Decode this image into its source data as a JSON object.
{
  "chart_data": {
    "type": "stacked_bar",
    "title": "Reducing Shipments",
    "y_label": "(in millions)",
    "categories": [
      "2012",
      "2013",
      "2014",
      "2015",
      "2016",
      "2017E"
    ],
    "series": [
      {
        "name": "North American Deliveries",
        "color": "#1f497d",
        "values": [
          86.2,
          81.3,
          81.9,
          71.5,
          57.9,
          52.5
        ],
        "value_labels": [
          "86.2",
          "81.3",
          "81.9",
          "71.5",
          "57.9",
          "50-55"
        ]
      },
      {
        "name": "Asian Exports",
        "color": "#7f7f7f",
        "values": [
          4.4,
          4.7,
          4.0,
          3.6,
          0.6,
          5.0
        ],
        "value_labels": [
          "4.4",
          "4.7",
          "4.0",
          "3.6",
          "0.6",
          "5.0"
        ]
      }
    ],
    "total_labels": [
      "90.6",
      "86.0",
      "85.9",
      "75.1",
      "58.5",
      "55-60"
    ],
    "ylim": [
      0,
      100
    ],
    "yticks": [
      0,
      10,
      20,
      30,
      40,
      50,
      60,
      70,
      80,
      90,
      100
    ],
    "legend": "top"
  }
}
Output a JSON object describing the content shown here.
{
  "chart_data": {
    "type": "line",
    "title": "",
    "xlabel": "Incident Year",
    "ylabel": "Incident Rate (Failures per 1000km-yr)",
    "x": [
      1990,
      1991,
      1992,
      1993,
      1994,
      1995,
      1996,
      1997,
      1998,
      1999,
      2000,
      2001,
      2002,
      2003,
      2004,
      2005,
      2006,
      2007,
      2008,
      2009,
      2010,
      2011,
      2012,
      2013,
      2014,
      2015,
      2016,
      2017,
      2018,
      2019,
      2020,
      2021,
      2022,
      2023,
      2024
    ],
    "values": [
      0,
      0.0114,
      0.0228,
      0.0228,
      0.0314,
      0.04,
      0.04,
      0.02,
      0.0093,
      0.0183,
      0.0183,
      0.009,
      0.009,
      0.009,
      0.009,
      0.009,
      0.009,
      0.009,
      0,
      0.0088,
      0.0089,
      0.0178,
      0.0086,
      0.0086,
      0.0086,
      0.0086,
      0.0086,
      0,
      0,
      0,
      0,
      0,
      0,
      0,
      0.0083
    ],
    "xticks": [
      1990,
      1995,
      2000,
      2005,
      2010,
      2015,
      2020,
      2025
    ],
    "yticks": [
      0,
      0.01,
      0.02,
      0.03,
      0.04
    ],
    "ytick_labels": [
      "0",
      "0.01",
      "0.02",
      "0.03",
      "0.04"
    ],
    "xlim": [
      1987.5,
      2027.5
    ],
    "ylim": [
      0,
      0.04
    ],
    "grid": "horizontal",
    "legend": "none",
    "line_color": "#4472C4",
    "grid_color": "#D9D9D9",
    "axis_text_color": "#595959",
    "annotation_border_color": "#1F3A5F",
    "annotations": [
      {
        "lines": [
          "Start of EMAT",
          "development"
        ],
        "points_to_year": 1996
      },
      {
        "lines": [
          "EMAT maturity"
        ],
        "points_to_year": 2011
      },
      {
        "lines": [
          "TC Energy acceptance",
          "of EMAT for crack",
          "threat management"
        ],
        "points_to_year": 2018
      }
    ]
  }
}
※
(Exercise):
Extract all lines containing the word "name".

(Answer to this task):
        "name": "North American Deliveries",
        "name": "Asian Exports",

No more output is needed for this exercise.